Given request — Gather up all lines that carry the word "title".
╔══
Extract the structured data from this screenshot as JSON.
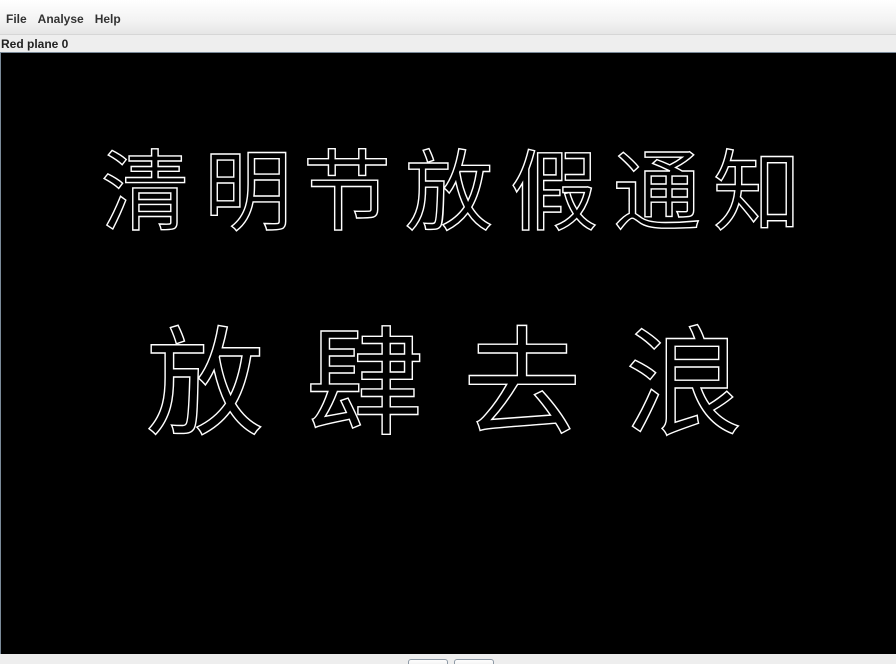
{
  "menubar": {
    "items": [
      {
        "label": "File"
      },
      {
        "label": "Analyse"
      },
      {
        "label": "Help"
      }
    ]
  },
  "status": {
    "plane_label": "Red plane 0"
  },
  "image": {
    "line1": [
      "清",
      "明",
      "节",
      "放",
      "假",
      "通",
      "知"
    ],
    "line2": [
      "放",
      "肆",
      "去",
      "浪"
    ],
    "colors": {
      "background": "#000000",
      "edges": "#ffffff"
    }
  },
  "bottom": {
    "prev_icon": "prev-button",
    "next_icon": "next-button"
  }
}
╚══
╔══
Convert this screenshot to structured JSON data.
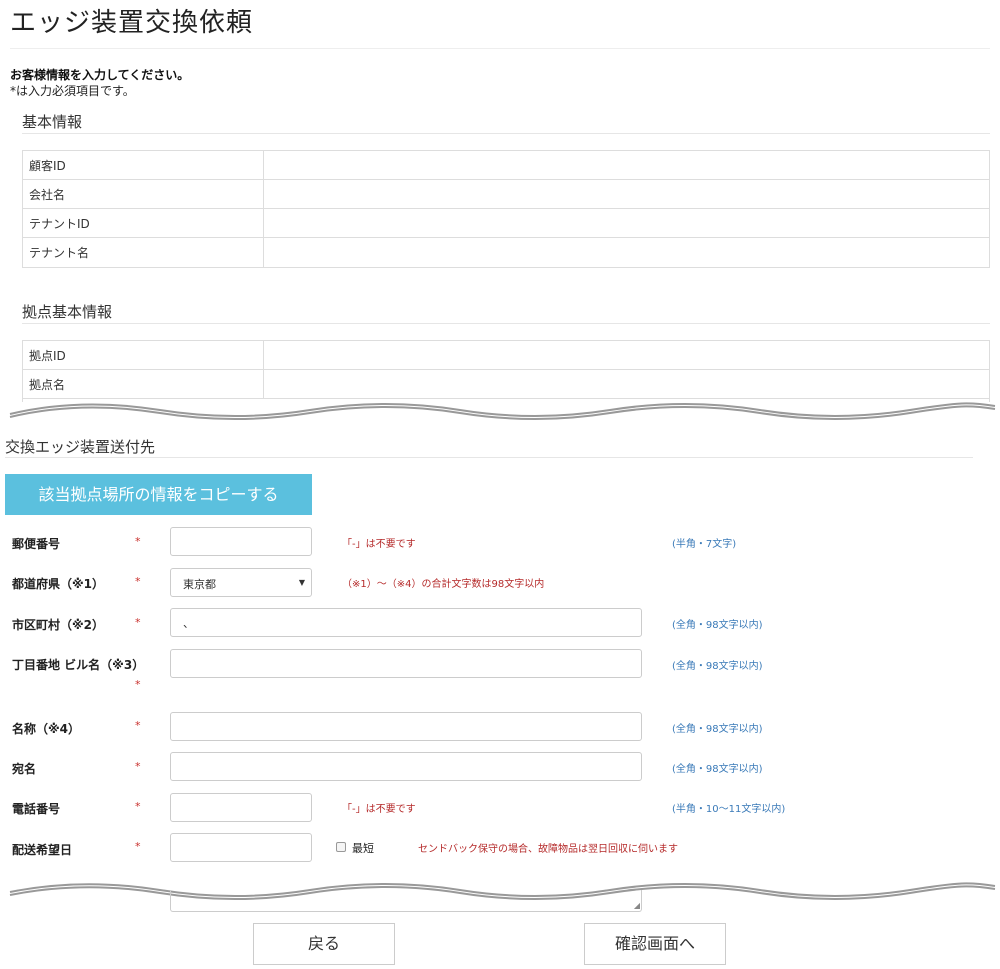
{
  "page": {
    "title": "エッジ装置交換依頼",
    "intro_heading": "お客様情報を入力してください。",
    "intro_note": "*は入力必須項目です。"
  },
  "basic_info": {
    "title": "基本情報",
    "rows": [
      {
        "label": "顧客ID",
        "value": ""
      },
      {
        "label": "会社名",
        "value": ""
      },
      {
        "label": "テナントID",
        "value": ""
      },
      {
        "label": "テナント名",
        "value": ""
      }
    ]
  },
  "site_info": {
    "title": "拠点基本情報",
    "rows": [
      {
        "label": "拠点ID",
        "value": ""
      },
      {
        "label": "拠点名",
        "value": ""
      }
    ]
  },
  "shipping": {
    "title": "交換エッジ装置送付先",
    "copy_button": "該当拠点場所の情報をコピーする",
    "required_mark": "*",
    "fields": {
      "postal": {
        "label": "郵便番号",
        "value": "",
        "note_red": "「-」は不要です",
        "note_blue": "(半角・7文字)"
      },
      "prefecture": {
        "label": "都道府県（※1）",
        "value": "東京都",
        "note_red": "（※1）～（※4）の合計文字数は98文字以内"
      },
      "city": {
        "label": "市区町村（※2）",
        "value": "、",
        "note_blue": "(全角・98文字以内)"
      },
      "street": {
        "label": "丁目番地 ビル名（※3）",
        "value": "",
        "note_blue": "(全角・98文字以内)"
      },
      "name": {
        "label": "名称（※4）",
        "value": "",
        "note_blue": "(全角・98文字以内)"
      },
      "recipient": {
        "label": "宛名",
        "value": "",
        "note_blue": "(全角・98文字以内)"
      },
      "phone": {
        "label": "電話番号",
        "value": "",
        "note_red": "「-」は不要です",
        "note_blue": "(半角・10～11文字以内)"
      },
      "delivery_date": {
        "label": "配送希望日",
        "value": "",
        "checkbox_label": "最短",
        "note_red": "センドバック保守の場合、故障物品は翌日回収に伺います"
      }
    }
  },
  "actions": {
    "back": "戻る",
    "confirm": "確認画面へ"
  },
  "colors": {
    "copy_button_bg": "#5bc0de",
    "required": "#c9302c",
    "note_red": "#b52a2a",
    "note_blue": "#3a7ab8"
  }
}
╚══
╔══
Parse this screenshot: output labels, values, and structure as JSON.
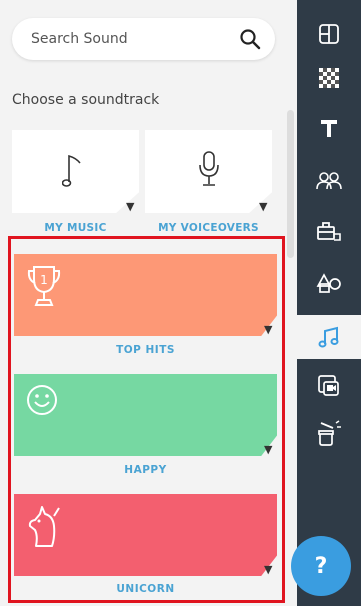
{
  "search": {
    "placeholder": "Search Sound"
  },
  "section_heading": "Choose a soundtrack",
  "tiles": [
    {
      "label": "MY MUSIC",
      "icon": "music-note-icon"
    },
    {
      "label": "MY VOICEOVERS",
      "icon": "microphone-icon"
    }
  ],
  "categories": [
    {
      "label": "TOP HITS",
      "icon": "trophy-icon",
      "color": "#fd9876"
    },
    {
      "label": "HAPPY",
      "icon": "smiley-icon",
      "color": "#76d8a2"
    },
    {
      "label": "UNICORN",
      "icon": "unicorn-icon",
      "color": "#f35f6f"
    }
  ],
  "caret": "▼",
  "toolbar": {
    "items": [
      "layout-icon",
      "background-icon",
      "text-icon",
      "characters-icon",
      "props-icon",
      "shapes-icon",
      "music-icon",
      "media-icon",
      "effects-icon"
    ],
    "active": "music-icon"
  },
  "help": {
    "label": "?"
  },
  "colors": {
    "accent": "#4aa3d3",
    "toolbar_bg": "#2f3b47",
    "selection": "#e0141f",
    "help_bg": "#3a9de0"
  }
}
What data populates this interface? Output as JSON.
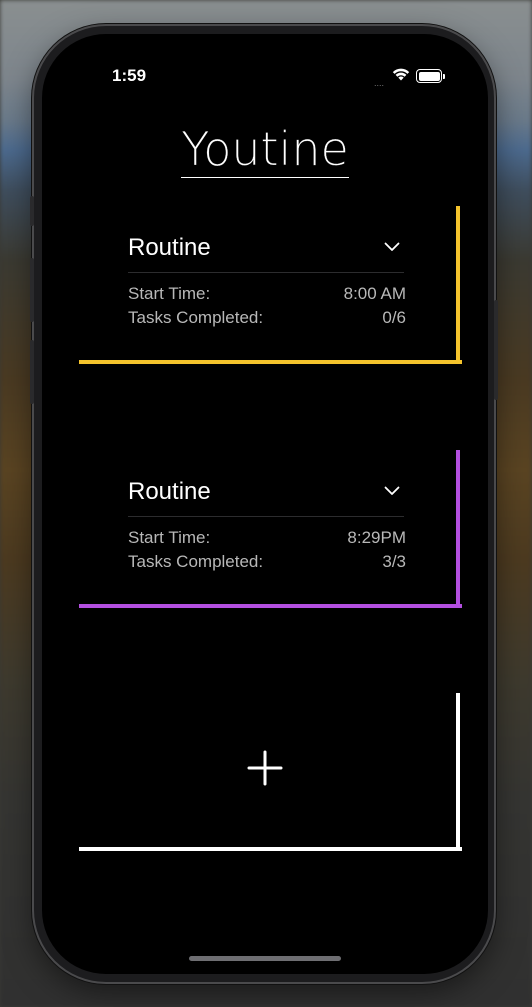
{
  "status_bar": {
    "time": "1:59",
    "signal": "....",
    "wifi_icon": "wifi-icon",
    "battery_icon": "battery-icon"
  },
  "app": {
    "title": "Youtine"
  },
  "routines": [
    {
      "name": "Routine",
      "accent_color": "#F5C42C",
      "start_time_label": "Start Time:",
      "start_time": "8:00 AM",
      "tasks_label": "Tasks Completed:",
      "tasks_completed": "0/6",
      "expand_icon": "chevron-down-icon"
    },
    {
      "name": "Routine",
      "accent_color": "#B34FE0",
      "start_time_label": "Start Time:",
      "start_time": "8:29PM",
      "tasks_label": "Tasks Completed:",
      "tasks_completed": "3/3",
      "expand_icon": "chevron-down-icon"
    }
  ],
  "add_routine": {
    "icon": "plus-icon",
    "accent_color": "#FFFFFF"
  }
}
╚══
Finished answer —
    "title": "エッジ装置交換依頼",
    "title": "基本情報",
    "title": "拠点基本情報",
    "title": "交換エッジ装置送付先",
    "title": "Youtine"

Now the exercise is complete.